AIM OF THE TASK => Using the data below, copy every line that contains the word "взвешивания".

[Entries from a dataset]
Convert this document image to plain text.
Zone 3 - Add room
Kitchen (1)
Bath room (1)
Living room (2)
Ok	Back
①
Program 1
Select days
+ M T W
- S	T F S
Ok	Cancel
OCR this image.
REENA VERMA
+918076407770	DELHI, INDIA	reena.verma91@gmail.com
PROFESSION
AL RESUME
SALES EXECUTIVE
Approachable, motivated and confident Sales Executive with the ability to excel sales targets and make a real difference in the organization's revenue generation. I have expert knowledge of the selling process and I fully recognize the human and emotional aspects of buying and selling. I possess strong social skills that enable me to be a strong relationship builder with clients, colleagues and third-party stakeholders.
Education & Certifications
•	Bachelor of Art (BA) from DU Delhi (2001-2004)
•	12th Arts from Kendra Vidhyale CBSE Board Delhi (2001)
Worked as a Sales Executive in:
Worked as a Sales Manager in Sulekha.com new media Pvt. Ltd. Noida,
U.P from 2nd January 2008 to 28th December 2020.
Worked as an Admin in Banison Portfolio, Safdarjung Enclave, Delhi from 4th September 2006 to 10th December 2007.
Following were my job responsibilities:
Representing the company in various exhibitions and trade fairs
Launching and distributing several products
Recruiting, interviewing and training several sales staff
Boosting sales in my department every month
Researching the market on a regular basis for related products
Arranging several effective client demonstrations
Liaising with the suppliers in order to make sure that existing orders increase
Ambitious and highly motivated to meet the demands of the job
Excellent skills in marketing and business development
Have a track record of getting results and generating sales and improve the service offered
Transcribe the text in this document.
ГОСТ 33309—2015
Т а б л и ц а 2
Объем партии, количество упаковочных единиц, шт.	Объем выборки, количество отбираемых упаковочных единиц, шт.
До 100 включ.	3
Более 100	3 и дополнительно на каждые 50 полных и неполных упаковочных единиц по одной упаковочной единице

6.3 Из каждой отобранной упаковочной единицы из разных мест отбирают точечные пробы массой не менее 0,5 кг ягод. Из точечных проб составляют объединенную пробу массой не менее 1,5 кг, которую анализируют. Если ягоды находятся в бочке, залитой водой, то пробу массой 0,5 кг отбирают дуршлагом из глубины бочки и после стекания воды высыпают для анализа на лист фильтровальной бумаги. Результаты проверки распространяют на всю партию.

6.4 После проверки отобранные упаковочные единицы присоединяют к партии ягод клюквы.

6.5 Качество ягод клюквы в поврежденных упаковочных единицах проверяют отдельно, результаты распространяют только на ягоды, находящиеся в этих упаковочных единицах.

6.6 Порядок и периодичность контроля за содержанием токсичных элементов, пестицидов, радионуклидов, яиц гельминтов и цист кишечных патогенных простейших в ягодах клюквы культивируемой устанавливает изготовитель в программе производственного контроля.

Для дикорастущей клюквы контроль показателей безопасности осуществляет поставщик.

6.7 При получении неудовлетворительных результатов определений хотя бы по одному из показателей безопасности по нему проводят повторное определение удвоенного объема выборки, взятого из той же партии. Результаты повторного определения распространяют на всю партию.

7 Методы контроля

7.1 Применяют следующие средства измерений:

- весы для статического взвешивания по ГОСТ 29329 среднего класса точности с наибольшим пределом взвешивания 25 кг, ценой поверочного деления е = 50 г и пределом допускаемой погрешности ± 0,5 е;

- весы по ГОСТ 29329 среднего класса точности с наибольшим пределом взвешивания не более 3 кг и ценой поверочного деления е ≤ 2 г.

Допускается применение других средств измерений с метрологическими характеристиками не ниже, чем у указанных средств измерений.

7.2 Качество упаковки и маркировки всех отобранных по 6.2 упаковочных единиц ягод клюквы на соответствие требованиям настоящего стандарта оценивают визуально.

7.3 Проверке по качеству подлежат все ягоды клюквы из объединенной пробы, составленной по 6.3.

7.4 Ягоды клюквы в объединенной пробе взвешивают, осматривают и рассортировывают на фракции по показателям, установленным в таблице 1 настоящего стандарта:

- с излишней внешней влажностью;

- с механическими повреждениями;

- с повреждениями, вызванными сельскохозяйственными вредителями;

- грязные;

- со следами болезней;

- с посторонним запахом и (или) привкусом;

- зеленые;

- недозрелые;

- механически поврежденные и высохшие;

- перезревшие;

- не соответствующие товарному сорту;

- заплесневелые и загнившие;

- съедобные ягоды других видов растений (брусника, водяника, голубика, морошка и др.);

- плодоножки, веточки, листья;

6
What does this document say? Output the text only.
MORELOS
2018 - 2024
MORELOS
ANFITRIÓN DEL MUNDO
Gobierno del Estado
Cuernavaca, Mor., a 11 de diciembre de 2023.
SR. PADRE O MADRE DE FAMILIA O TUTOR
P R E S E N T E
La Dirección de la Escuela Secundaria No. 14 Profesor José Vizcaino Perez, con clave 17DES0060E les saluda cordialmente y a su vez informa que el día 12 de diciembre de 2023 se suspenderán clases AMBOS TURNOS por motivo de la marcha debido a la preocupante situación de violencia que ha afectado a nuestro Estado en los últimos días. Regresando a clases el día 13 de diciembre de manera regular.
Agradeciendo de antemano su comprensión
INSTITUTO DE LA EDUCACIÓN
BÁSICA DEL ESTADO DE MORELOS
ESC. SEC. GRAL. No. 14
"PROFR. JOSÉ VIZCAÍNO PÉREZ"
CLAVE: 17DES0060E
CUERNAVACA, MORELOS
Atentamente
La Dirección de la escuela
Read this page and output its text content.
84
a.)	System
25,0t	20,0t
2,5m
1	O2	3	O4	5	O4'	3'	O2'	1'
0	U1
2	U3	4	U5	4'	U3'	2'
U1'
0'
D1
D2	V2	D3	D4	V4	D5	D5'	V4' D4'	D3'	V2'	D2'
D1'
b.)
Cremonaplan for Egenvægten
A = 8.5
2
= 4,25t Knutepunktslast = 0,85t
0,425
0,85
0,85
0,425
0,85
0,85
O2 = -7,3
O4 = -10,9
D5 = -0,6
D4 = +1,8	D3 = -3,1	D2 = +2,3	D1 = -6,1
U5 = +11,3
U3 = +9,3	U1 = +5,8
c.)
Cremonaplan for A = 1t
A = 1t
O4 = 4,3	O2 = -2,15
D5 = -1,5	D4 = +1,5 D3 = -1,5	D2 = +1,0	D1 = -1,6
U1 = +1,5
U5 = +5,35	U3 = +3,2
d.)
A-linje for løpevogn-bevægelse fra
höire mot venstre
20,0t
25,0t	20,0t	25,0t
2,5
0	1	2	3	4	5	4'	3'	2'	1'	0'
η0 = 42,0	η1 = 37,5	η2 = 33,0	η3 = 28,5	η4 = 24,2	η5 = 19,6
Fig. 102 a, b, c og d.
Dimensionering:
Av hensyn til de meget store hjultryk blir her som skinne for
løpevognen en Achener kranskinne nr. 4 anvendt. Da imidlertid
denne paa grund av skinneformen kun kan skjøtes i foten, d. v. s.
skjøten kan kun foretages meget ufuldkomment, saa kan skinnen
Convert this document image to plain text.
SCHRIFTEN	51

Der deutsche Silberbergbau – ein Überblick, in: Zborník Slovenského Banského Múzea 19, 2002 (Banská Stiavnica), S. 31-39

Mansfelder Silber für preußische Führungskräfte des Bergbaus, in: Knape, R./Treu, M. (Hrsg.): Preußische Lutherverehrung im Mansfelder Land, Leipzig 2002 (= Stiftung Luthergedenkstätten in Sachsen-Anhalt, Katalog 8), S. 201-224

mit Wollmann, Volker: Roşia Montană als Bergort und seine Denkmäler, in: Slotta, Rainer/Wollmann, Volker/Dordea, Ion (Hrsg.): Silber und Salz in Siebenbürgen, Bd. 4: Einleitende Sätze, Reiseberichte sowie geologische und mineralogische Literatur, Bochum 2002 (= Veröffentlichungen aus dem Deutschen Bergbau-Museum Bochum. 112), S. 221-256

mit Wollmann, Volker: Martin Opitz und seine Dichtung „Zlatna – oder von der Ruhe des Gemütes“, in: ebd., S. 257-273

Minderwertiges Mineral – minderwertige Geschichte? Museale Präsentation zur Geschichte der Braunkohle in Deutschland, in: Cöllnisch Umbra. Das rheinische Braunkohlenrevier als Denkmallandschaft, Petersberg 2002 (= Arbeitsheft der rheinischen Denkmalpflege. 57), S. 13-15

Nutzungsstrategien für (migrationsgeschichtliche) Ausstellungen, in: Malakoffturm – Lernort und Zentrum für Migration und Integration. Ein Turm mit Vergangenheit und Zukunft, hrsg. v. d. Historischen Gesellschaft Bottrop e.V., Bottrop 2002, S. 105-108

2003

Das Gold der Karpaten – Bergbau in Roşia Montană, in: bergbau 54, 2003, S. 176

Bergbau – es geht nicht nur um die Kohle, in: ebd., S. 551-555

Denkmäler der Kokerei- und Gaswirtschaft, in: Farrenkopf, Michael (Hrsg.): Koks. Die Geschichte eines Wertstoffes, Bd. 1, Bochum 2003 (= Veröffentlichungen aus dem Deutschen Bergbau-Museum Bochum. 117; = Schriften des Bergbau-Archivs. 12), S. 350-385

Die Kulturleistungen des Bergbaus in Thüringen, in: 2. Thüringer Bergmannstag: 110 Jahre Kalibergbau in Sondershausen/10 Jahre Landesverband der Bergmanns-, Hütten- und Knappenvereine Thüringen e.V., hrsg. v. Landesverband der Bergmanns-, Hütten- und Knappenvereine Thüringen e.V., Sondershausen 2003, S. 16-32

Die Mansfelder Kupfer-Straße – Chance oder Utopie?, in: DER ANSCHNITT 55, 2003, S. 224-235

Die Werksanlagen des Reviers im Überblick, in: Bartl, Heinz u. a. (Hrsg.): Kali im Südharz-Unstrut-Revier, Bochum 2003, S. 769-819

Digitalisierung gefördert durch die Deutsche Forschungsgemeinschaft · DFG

SOLVED EXERCISE =>
- весы для статического взвешивания по ГОСТ 29329 среднего класса точности с наибольшим пределом взвешивания 25 кг, ценой поверочного деления е = 50 г и пределом допускаемой погрешности ± 0,5 е;
- весы по ГОСТ 29329 среднего класса точности с наибольшим пределом взвешивания не более 3 кг и ценой поверочного деления е ≤ 2 г.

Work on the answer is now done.